§ RECORDS TO USE
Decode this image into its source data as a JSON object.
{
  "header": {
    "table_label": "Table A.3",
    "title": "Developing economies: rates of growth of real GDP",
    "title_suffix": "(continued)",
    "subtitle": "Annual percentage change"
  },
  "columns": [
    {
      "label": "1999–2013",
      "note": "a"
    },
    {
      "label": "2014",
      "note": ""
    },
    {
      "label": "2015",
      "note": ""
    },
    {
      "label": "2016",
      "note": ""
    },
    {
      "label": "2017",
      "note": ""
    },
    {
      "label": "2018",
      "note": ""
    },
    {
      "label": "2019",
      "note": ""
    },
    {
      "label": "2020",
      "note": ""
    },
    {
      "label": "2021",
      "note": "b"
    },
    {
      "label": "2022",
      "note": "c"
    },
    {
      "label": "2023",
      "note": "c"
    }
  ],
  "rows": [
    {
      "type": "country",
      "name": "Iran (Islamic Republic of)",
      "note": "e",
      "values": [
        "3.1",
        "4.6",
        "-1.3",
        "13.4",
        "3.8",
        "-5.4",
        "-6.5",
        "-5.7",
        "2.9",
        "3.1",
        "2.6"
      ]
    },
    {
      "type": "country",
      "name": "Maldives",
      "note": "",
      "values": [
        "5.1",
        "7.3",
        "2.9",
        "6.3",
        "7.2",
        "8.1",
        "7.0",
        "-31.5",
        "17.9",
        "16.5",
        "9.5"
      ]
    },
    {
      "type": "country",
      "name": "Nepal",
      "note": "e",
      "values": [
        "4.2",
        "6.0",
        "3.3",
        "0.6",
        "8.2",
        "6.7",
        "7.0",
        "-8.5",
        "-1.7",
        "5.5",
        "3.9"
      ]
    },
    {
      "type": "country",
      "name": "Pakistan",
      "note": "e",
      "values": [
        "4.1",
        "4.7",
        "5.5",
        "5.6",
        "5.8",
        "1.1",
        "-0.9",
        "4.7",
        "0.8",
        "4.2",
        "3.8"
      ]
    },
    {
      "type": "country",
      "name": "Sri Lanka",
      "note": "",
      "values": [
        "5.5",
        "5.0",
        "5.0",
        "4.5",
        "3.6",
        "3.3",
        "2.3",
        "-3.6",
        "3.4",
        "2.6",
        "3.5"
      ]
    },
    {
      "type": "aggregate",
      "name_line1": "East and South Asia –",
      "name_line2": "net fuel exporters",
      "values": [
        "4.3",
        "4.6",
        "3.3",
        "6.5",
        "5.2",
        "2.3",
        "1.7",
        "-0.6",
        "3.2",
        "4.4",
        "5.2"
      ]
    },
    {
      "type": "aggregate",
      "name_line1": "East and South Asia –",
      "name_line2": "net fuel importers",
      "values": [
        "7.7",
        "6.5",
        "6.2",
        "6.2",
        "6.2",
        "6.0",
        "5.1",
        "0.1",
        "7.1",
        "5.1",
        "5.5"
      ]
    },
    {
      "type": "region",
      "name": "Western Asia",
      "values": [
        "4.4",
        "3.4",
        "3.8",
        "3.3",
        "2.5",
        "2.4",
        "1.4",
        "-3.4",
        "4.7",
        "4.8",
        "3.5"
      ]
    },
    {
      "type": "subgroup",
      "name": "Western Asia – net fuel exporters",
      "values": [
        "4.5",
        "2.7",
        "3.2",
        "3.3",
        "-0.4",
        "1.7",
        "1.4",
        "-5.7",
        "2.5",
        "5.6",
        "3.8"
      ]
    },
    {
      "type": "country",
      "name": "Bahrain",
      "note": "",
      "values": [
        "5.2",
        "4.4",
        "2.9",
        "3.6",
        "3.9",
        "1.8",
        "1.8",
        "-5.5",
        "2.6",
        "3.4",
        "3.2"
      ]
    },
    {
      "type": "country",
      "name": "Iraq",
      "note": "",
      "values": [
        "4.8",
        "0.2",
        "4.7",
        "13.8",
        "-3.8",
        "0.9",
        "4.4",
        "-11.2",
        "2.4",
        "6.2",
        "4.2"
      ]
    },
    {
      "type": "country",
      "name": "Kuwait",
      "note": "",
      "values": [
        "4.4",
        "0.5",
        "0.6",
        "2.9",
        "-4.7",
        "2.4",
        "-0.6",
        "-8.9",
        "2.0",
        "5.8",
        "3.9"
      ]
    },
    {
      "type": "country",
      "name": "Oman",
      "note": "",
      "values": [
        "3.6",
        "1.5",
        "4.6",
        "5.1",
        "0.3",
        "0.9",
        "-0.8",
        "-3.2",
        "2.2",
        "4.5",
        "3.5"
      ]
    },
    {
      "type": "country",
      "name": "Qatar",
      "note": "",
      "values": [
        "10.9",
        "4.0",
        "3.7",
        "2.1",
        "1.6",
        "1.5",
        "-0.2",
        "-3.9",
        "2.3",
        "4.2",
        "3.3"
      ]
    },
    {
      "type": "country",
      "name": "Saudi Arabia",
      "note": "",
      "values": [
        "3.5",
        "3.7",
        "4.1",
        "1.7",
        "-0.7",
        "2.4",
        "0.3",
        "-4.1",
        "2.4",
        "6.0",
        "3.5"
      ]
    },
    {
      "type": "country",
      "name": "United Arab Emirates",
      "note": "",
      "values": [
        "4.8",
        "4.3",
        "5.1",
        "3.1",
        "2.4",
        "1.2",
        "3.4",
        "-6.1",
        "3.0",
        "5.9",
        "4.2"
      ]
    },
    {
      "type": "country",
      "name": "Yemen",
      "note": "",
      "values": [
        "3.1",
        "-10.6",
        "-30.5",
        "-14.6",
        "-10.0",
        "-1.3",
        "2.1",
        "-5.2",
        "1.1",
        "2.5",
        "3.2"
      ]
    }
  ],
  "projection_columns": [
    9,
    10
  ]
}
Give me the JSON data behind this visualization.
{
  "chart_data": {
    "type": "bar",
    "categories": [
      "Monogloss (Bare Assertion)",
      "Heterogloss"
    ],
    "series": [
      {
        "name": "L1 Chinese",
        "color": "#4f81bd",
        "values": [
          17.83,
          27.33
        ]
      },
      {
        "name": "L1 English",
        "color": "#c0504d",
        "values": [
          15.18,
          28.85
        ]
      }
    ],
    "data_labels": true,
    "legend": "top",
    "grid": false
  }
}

§ REQUIRED TASK
Return all of the entries exactly as they were supplied.

§ TASK ANSWER
Decode this image into its source data as a JSON object.
{
  "header": {
    "table_label": "Table A.3",
    "title": "Developing economies: rates of growth of real GDP",
    "title_suffix": "(continued)",
    "subtitle": "Annual percentage change"
  },
  "columns": [
    {
      "label": "1999–2013",
      "note": "a"
    },
    {
      "label": "2014",
      "note": ""
    },
    {
      "label": "2015",
      "note": ""
    },
    {
      "label": "2016",
      "note": ""
    },
    {
      "label": "2017",
      "note": ""
    },
    {
      "label": "2018",
      "note": ""
    },
    {
      "label": "2019",
      "note": ""
    },
    {
      "label": "2020",
      "note": ""
    },
    {
      "label": "2021",
      "note": "b"
    },
    {
      "label": "2022",
      "note": "c"
    },
    {
      "label": "2023",
      "note": "c"
    }
  ],
  "rows": [
    {
      "type": "country",
      "name": "Iran (Islamic Republic of)",
      "note": "e",
      "values": [
        "3.1",
        "4.6",
        "-1.3",
        "13.4",
        "3.8",
        "-5.4",
        "-6.5",
        "-5.7",
        "2.9",
        "3.1",
        "2.6"
      ]
    },
    {
      "type": "country",
      "name": "Maldives",
      "note": "",
      "values": [
        "5.1",
        "7.3",
        "2.9",
        "6.3",
        "7.2",
        "8.1",
        "7.0",
        "-31.5",
        "17.9",
        "16.5",
        "9.5"
      ]
    },
    {
      "type": "country",
      "name": "Nepal",
      "note": "e",
      "values": [
        "4.2",
        "6.0",
        "3.3",
        "0.6",
        "8.2",
        "6.7",
        "7.0",
        "-8.5",
        "-1.7",
        "5.5",
        "3.9"
      ]
    },
    {
      "type": "country",
      "name": "Pakistan",
      "note": "e",
      "values": [
        "4.1",
        "4.7",
        "5.5",
        "5.6",
        "5.8",
        "1.1",
        "-0.9",
        "4.7",
        "0.8",
        "4.2",
        "3.8"
      ]
    },
    {
      "type": "country",
      "name": "Sri Lanka",
      "note": "",
      "values": [
        "5.5",
        "5.0",
        "5.0",
        "4.5",
        "3.6",
        "3.3",
        "2.3",
        "-3.6",
        "3.4",
        "2.6",
        "3.5"
      ]
    },
    {
      "type": "aggregate",
      "name_line1": "East and South Asia –",
      "name_line2": "net fuel exporters",
      "values": [
        "4.3",
        "4.6",
        "3.3",
        "6.5",
        "5.2",
        "2.3",
        "1.7",
        "-0.6",
        "3.2",
        "4.4",
        "5.2"
      ]
    },
    {
      "type": "aggregate",
      "name_line1": "East and South Asia –",
      "name_line2": "net fuel importers",
      "values": [
        "7.7",
        "6.5",
        "6.2",
        "6.2",
        "6.2",
        "6.0",
        "5.1",
        "0.1",
        "7.1",
        "5.1",
        "5.5"
      ]
    },
    {
      "type": "region",
      "name": "Western Asia",
      "values": [
        "4.4",
        "3.4",
        "3.8",
        "3.3",
        "2.5",
        "2.4",
        "1.4",
        "-3.4",
        "4.7",
        "4.8",
        "3.5"
      ]
    },
    {
      "type": "subgroup",
      "name": "Western Asia – net fuel exporters",
      "values": [
        "4.5",
        "2.7",
        "3.2",
        "3.3",
        "-0.4",
        "1.7",
        "1.4",
        "-5.7",
        "2.5",
        "5.6",
        "3.8"
      ]
    },
    {
      "type": "country",
      "name": "Bahrain",
      "note": "",
      "values": [
        "5.2",
        "4.4",
        "2.9",
        "3.6",
        "3.9",
        "1.8",
        "1.8",
        "-5.5",
        "2.6",
        "3.4",
        "3.2"
      ]
    },
    {
      "type": "country",
      "name": "Iraq",
      "note": "",
      "values": [
        "4.8",
        "0.2",
        "4.7",
        "13.8",
        "-3.8",
        "0.9",
        "4.4",
        "-11.2",
        "2.4",
        "6.2",
        "4.2"
      ]
    },
    {
      "type": "country",
      "name": "Kuwait",
      "note": "",
      "values": [
        "4.4",
        "0.5",
        "0.6",
        "2.9",
        "-4.7",
        "2.4",
        "-0.6",
        "-8.9",
        "2.0",
        "5.8",
        "3.9"
      ]
    },
    {
      "type": "country",
      "name": "Oman",
      "note": "",
      "values": [
        "3.6",
        "1.5",
        "4.6",
        "5.1",
        "0.3",
        "0.9",
        "-0.8",
        "-3.2",
        "2.2",
        "4.5",
        "3.5"
      ]
    },
    {
      "type": "country",
      "name": "Qatar",
      "note": "",
      "values": [
        "10.9",
        "4.0",
        "3.7",
        "2.1",
        "1.6",
        "1.5",
        "-0.2",
        "-3.9",
        "2.3",
        "4.2",
        "3.3"
      ]
    },
    {
      "type": "country",
      "name": "Saudi Arabia",
      "note": "",
      "values": [
        "3.5",
        "3.7",
        "4.1",
        "1.7",
        "-0.7",
        "2.4",
        "0.3",
        "-4.1",
        "2.4",
        "6.0",
        "3.5"
      ]
    },
    {
      "type": "country",
      "name": "United Arab Emirates",
      "note": "",
      "values": [
        "4.8",
        "4.3",
        "5.1",
        "3.1",
        "2.4",
        "1.2",
        "3.4",
        "-6.1",
        "3.0",
        "5.9",
        "4.2"
      ]
    },
    {
      "type": "country",
      "name": "Yemen",
      "note": "",
      "values": [
        "3.1",
        "-10.6",
        "-30.5",
        "-14.6",
        "-10.0",
        "-1.3",
        "2.1",
        "-5.2",
        "1.1",
        "2.5",
        "3.2"
      ]
    }
  ],
  "projection_columns": [
    9,
    10
  ]
}
Give me the JSON data behind this visualization.
{
  "chart_data": {
    "type": "bar",
    "categories": [
      "Monogloss (Bare Assertion)",
      "Heterogloss"
    ],
    "series": [
      {
        "name": "L1 Chinese",
        "color": "#4f81bd",
        "values": [
          17.83,
          27.33
        ]
      },
      {
        "name": "L1 English",
        "color": "#c0504d",
        "values": [
          15.18,
          28.85
        ]
      }
    ],
    "data_labels": true,
    "legend": "top",
    "grid": false
  }
}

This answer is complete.